Supplied material:
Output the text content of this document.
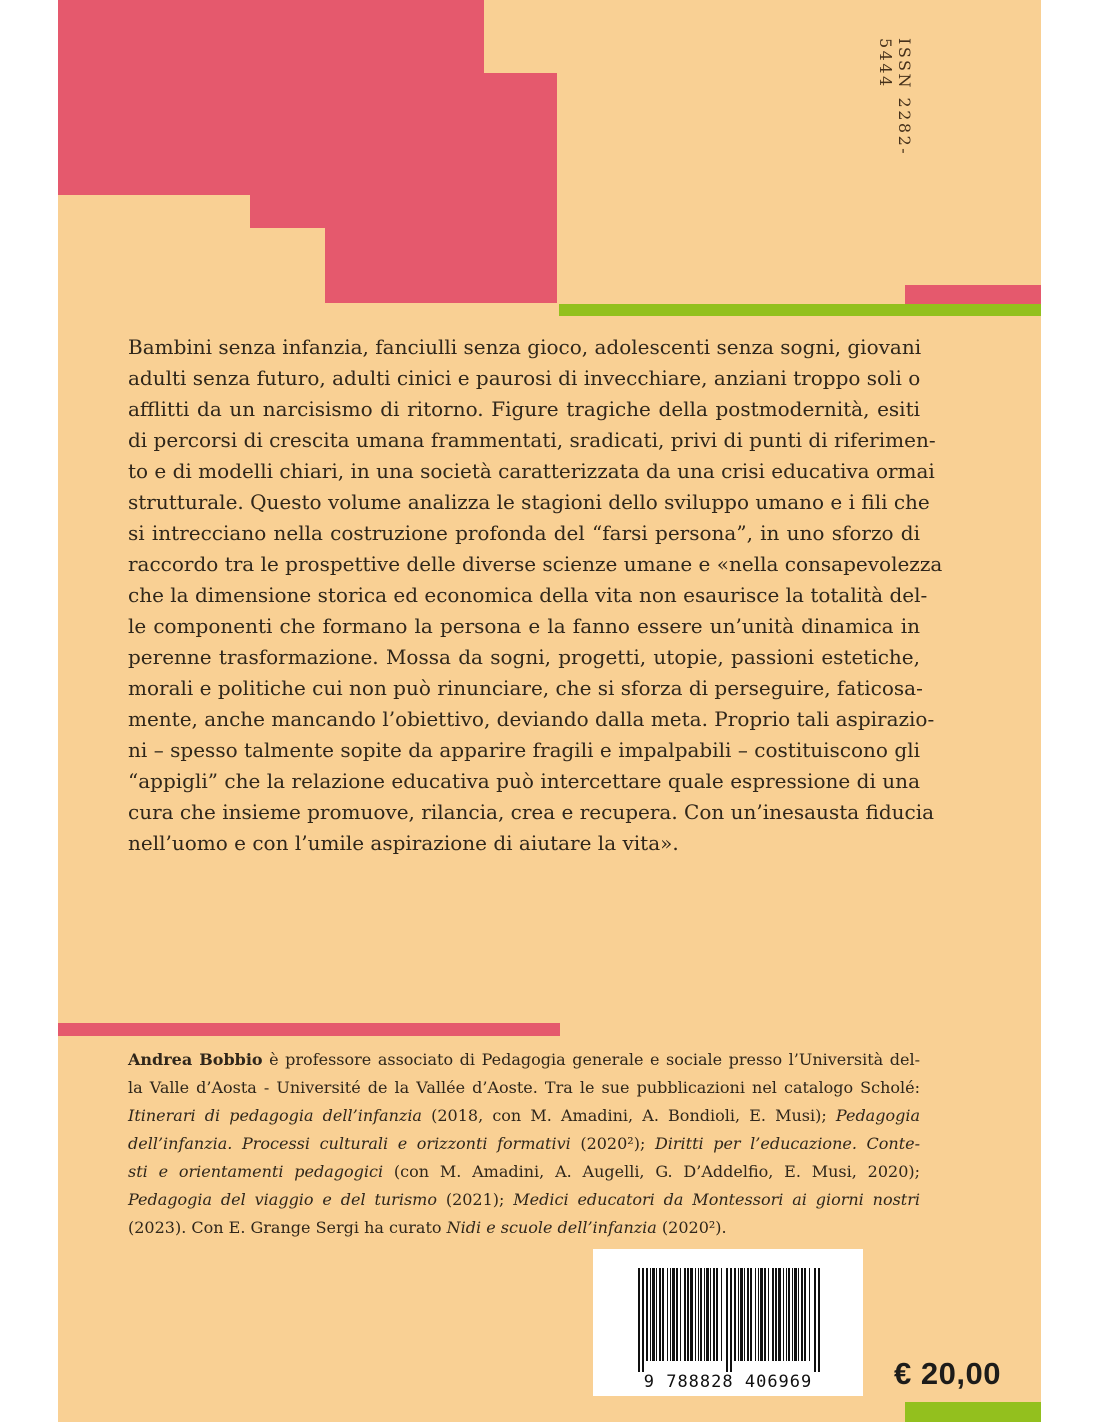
ISSN 2282-5444
Bambini senza infanzia, fanciulli senza gioco, adolescenti senza sogni, giovani
adulti senza futuro, adulti cinici e paurosi di invecchiare, anziani troppo soli o
afflitti da un narcisismo di ritorno. Figure tragiche della postmodernità, esiti
di percorsi di crescita umana frammentati, sradicati, privi di punti di riferimen-
to e di modelli chiari, in una società caratterizzata da una crisi educativa ormai
strutturale. Questo volume analizza le stagioni dello sviluppo umano e i fili che
si intrecciano nella costruzione profonda del “farsi persona”, in uno sforzo di
raccordo tra le prospettive delle diverse scienze umane e «nella consapevolezza
che la dimensione storica ed economica della vita non esaurisce la totalità del-
le componenti che formano la persona e la fanno essere un’unità dinamica in
perenne trasformazione. Mossa da sogni, progetti, utopie, passioni estetiche,
morali e politiche cui non può rinunciare, che si sforza di perseguire, faticosa-
mente, anche mancando l’obiettivo, deviando dalla meta. Proprio tali aspirazio-
ni – spesso talmente sopite da apparire fragili e impalpabili – costituiscono gli
“appigli” che la relazione educativa può intercettare quale espressione di una
cura che insieme promuove, rilancia, crea e recupera. Con un’inesausta fiducia
nell’uomo e con l’umile aspirazione di aiutare la vita».
Andrea Bobbio è professore associato di Pedagogia generale e sociale presso l’Università del-
la Valle d’Aosta - Université de la Vallée d’Aoste. Tra le sue pubblicazioni nel catalogo Scholé:
Itinerari di pedagogia dell’infanzia (2018, con M. Amadini, A. Bondioli, E. Musi); Pedagogia
dell’infanzia. Processi culturali e orizzonti formativi (2020²); Diritti per l’educazione. Conte-
sti e orientamenti pedagogici (con M. Amadini, A. Augelli, G. D’Addelfio, E. Musi, 2020);
Pedagogia del viaggio e del turismo (2021); Medici educatori da Montessori ai giorni nostri
(2023). Con E. Grange Sergi ha curato Nidi e scuole dell’infanzia (2020²).
9 788828 406969	€ 20,00
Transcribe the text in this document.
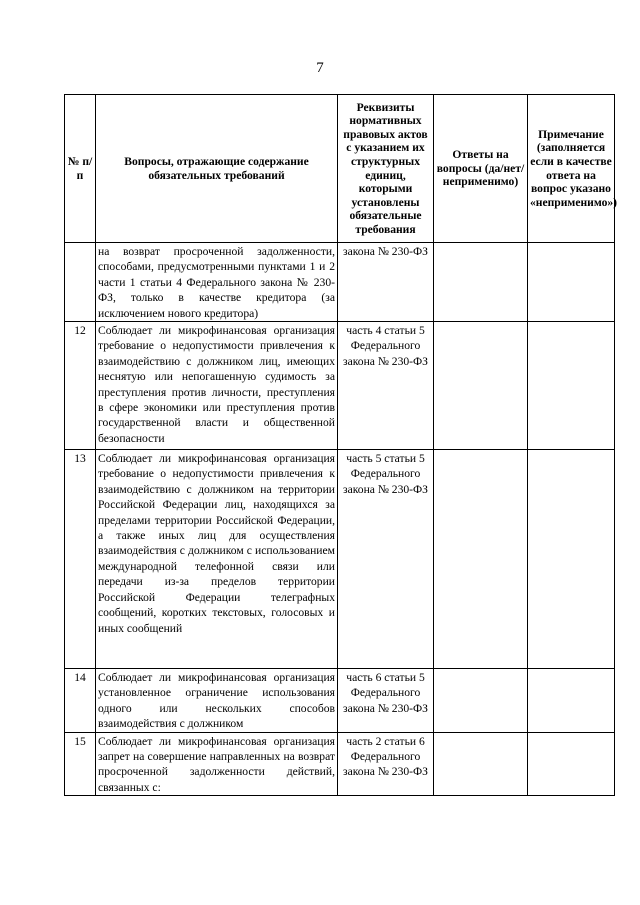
7
№ п/п	Вопросы, отражающие содержание обязательных требований	Реквизиты нормативных правовых актов с указанием их структурных единиц, которыми установлены обязательные требования	Ответы на вопросы (да/нет/ неприменимо)	Примечание (заполняется если в качестве ответа на вопрос указано «неприменимо»)
	на возврат просроченной задолженности, способами, предусмотренными пунктами 1 и 2 части 1 статьи 4 Федерального закона № 230-ФЗ, только в качестве кредитора (за исключением нового кредитора)	закона № 230-ФЗ		
12	Соблюдает ли микрофинансовая организация требование о недопустимости привлечения к взаимодействию с должником лиц, имеющих неснятую или непогашенную судимость за преступления против личности, преступления в сфере экономики или преступления против государственной власти и общественной безопасности	часть 4 статьи 5 Федерального закона № 230-ФЗ		
13	Соблюдает ли микрофинансовая организация требование о недопустимости привлечения к взаимодействию с должником на территории Российской Федерации лиц, находящихся за пределами территории Российской Федерации, а также иных лиц для осуществления взаимодействия с должником с использованием международной телефонной связи или передачи из-за пределов территории Российской Федерации телеграфных сообщений, коротких текстовых, голосовых и иных сообщений	часть 5 статьи 5 Федерального закона № 230-ФЗ		
14	Соблюдает ли микрофинансовая организация установленное ограничение использования одного или нескольких способов взаимодействия с должником	часть 6 статьи 5 Федерального закона № 230-ФЗ		
15	Соблюдает ли микрофинансовая организация запрет на совершение направленных на возврат просроченной задолженности действий, связанных с:	часть 2 статьи 6 Федерального закона № 230-ФЗ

Exercise requirements: What you return should match the records above word for word, minus the pictures.

Exercise answer:
Output the text content of this document.
ISSN 2282-5444
Bambini senza infanzia, fanciulli senza gioco, adolescenti senza sogni, giovani
adulti senza futuro, adulti cinici e paurosi di invecchiare, anziani troppo soli o
afflitti da un narcisismo di ritorno. Figure tragiche della postmodernità, esiti
di percorsi di crescita umana frammentati, sradicati, privi di punti di riferimen-
to e di modelli chiari, in una società caratterizzata da una crisi educativa ormai
strutturale. Questo volume analizza le stagioni dello sviluppo umano e i fili che
si intrecciano nella costruzione profonda del “farsi persona”, in uno sforzo di
raccordo tra le prospettive delle diverse scienze umane e «nella consapevolezza
che la dimensione storica ed economica della vita non esaurisce la totalità del-
le componenti che formano la persona e la fanno essere un’unità dinamica in
perenne trasformazione. Mossa da sogni, progetti, utopie, passioni estetiche,
morali e politiche cui non può rinunciare, che si sforza di perseguire, faticosa-
mente, anche mancando l’obiettivo, deviando dalla meta. Proprio tali aspirazio-
ni – spesso talmente sopite da apparire fragili e impalpabili – costituiscono gli
“appigli” che la relazione educativa può intercettare quale espressione di una
cura che insieme promuove, rilancia, crea e recupera. Con un’inesausta fiducia
nell’uomo e con l’umile aspirazione di aiutare la vita».
Andrea Bobbio è professore associato di Pedagogia generale e sociale presso l’Università del-
la Valle d’Aosta - Université de la Vallée d’Aoste. Tra le sue pubblicazioni nel catalogo Scholé:
Itinerari di pedagogia dell’infanzia (2018, con M. Amadini, A. Bondioli, E. Musi); Pedagogia
dell’infanzia. Processi culturali e orizzonti formativi (2020²); Diritti per l’educazione. Conte-
sti e orientamenti pedagogici (con M. Amadini, A. Augelli, G. D’Addelfio, E. Musi, 2020);
Pedagogia del viaggio e del turismo (2021); Medici educatori da Montessori ai giorni nostri
(2023). Con E. Grange Sergi ha curato Nidi e scuole dell’infanzia (2020²).
9 788828 406969	€ 20,00
Transcribe the text in this document.
7
№ п/п	Вопросы, отражающие содержание обязательных требований	Реквизиты нормативных правовых актов с указанием их структурных единиц, которыми установлены обязательные требования	Ответы на вопросы (да/нет/ неприменимо)	Примечание (заполняется если в качестве ответа на вопрос указано «неприменимо»)
	на возврат просроченной задолженности, способами, предусмотренными пунктами 1 и 2 части 1 статьи 4 Федерального закона № 230-ФЗ, только в качестве кредитора (за исключением нового кредитора)	закона № 230-ФЗ		
12	Соблюдает ли микрофинансовая организация требование о недопустимости привлечения к взаимодействию с должником лиц, имеющих неснятую или непогашенную судимость за преступления против личности, преступления в сфере экономики или преступления против государственной власти и общественной безопасности	часть 4 статьи 5 Федерального закона № 230-ФЗ		
13	Соблюдает ли микрофинансовая организация требование о недопустимости привлечения к взаимодействию с должником на территории Российской Федерации лиц, находящихся за пределами территории Российской Федерации, а также иных лиц для осуществления взаимодействия с должником с использованием международной телефонной связи или передачи из-за пределов территории Российской Федерации телеграфных сообщений, коротких текстовых, голосовых и иных сообщений	часть 5 статьи 5 Федерального закона № 230-ФЗ		
14	Соблюдает ли микрофинансовая организация установленное ограничение использования одного или нескольких способов взаимодействия с должником	часть 6 статьи 5 Федерального закона № 230-ФЗ		
15	Соблюдает ли микрофинансовая организация запрет на совершение направленных на возврат просроченной задолженности действий, связанных с:	часть 2 статьи 6 Федерального закона № 230-ФЗ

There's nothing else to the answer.